begin
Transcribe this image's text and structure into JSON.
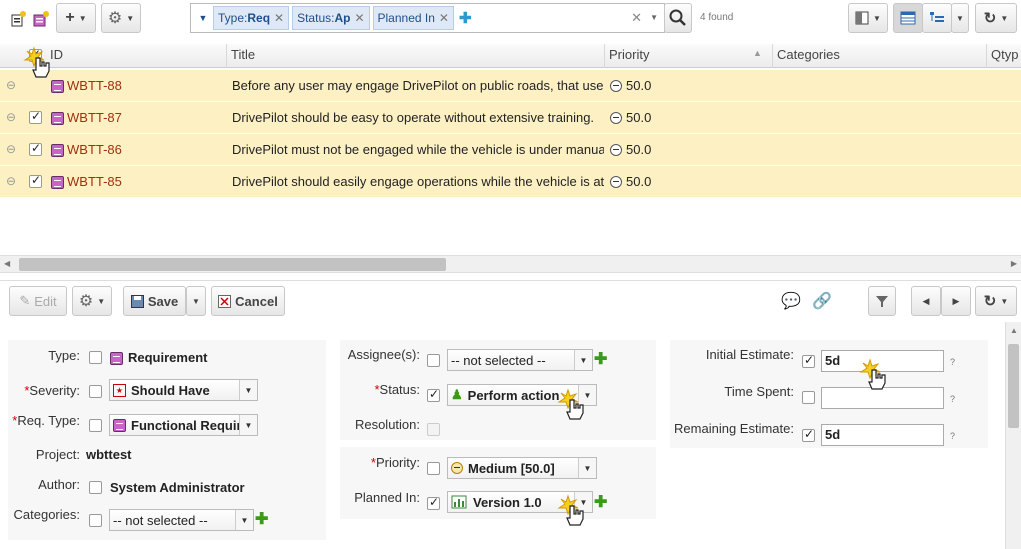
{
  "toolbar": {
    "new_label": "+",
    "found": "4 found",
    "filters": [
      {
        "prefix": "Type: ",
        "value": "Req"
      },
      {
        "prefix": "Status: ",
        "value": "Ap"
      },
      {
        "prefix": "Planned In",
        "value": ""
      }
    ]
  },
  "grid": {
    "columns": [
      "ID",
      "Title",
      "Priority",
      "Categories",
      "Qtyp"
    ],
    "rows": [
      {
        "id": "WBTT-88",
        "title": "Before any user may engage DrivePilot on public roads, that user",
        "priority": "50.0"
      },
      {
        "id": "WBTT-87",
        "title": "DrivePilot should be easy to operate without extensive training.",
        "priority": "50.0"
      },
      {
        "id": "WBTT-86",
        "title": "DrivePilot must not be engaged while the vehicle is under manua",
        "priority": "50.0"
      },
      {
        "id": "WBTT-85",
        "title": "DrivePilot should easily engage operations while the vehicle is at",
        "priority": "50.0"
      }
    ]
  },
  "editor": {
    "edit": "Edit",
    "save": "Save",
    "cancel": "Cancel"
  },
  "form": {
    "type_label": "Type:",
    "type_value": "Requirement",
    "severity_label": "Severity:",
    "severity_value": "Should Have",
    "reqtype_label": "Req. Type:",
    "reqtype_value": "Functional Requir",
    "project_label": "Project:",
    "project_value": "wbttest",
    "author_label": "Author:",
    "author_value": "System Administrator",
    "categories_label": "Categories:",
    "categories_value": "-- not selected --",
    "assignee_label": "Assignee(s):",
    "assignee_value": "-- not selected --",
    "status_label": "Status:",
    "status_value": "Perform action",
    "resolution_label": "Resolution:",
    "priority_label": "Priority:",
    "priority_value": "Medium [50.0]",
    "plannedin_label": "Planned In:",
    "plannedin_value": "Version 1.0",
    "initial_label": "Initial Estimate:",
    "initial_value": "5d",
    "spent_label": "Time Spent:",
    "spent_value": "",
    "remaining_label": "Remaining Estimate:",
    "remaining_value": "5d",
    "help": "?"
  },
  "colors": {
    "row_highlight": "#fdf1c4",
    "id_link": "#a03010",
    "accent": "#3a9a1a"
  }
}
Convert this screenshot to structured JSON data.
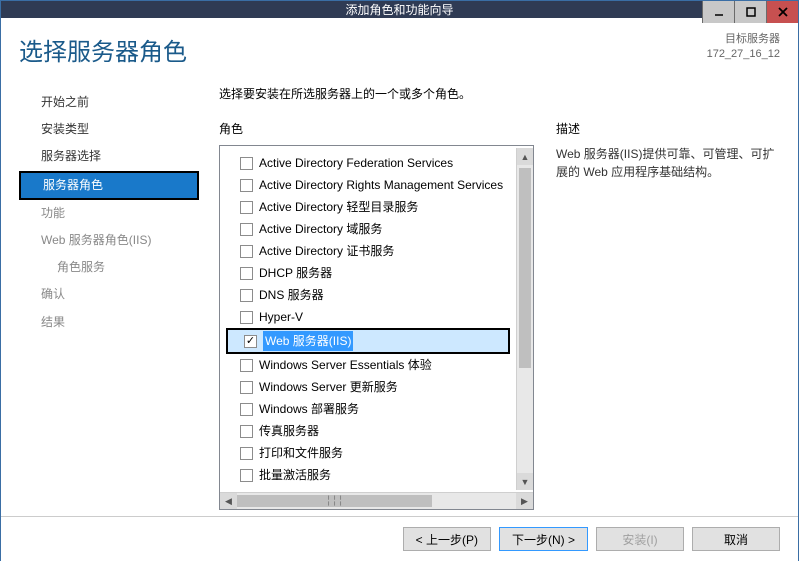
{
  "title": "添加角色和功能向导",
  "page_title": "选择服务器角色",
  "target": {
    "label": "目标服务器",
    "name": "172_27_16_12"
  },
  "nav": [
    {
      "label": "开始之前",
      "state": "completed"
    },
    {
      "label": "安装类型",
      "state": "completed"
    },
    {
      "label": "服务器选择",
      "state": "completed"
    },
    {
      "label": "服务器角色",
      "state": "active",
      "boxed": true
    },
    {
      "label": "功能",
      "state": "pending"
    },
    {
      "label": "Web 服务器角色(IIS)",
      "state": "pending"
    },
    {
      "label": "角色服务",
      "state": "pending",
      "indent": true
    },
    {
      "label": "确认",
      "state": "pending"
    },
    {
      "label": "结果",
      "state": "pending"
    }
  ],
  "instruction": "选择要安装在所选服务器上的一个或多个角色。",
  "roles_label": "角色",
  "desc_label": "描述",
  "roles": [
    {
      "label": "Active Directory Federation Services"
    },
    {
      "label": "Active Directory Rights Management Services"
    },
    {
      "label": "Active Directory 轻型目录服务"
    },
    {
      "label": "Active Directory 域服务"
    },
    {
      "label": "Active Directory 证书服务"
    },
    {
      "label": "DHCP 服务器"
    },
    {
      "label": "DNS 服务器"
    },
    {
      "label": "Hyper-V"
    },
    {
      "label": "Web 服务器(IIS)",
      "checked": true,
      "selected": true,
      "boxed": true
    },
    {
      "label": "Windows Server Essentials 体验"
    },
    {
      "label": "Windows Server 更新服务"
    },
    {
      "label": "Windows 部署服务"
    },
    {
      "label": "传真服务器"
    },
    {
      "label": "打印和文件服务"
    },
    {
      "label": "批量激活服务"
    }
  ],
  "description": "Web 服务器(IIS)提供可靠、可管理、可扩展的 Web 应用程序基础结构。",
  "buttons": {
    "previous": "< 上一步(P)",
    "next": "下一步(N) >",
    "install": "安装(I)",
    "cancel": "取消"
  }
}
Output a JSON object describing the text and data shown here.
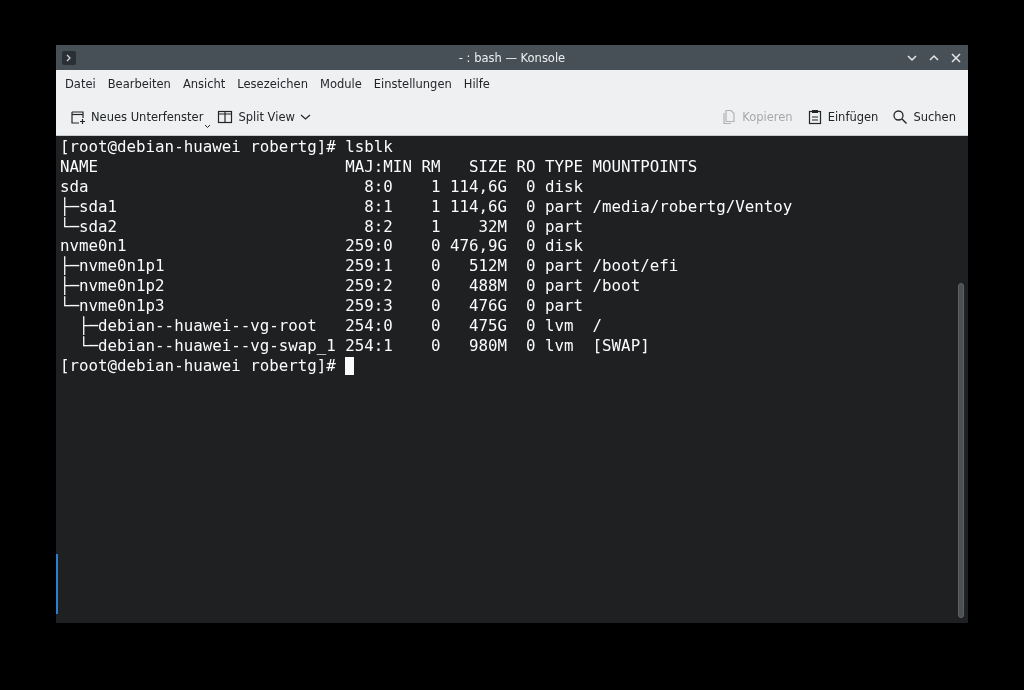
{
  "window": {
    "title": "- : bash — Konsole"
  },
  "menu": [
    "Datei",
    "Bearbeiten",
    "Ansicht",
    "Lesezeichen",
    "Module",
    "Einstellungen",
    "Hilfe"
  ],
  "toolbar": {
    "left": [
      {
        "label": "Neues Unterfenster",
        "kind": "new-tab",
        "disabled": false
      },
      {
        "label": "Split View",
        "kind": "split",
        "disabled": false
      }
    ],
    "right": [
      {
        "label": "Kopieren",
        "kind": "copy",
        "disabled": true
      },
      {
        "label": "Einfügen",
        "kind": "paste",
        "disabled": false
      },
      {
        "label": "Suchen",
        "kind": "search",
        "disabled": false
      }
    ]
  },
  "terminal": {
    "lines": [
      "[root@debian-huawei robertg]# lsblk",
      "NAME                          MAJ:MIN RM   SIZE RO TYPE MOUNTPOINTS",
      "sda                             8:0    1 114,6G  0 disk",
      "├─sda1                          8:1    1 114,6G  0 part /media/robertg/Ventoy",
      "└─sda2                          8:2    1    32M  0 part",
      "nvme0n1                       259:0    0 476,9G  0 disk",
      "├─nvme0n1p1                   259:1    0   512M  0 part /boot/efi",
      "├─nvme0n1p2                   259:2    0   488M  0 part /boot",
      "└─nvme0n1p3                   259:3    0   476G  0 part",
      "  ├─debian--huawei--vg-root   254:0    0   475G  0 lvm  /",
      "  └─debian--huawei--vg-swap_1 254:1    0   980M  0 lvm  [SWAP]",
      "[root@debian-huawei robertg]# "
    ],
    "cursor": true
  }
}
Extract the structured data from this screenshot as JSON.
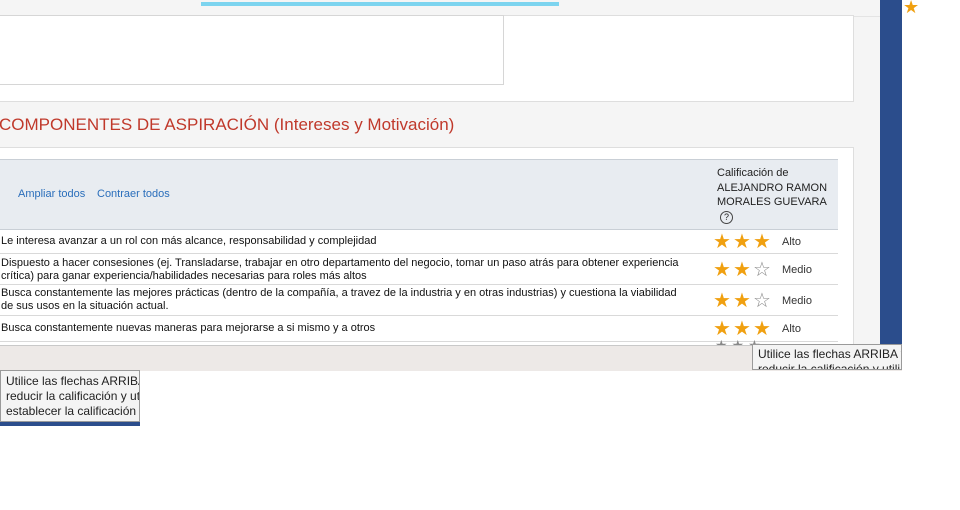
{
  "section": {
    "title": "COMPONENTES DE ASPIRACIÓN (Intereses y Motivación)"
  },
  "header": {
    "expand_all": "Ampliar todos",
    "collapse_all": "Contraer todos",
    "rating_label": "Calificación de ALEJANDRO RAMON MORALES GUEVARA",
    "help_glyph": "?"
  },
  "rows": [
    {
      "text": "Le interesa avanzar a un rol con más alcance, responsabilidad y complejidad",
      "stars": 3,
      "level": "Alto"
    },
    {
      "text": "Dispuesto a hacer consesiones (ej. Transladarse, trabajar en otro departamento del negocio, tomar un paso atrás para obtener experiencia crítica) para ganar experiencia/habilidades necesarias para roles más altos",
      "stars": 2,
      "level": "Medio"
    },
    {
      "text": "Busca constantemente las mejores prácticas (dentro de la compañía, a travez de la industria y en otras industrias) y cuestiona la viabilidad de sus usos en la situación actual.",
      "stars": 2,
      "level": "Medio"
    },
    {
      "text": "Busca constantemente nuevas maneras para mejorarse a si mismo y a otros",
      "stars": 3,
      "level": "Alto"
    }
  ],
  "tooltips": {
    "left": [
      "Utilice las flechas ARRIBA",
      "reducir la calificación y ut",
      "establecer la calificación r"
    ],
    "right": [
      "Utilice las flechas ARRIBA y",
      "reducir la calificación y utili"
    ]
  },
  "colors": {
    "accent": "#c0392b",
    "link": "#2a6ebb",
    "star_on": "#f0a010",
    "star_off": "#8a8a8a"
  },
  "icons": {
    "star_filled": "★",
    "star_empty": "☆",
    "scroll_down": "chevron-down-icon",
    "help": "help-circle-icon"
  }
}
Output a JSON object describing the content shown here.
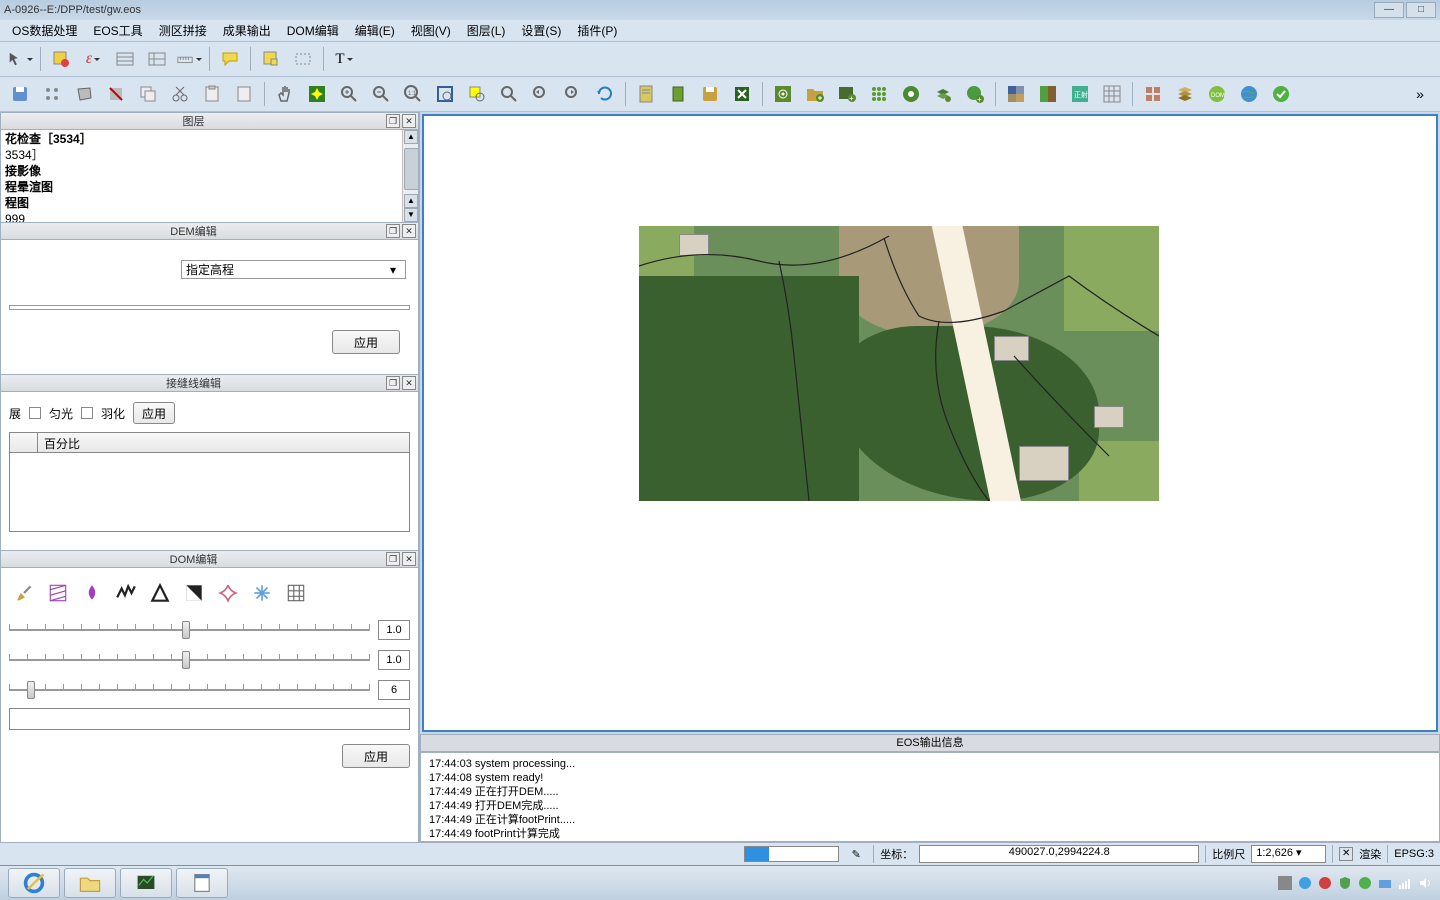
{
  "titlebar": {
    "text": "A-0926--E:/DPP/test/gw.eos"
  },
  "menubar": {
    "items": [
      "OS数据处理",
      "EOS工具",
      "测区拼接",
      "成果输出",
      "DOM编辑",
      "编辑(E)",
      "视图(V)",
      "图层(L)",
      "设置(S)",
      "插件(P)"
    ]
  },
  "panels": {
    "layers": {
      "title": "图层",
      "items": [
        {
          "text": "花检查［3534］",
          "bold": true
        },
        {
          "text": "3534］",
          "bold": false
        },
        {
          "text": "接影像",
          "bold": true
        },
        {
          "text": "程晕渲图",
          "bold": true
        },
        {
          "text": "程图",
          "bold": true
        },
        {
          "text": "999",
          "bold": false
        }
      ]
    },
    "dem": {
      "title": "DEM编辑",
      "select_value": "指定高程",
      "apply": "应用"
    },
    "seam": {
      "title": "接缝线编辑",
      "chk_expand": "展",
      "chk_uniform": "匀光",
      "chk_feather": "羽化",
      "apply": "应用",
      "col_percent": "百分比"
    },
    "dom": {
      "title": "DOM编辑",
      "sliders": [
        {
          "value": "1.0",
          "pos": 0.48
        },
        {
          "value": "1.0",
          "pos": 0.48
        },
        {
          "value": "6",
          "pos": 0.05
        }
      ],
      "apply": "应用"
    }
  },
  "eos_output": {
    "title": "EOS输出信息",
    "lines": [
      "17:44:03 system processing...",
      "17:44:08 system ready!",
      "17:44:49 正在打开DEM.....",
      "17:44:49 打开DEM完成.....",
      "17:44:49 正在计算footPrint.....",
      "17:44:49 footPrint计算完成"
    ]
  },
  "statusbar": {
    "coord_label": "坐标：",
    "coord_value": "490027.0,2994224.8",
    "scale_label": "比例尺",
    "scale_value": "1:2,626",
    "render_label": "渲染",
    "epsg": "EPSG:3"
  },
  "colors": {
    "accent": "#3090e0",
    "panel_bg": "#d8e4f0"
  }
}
end
CHALLENGE:
Lines in the records that hold the word "structured" are to be counted; give only the total.

FINISHED TASK:
2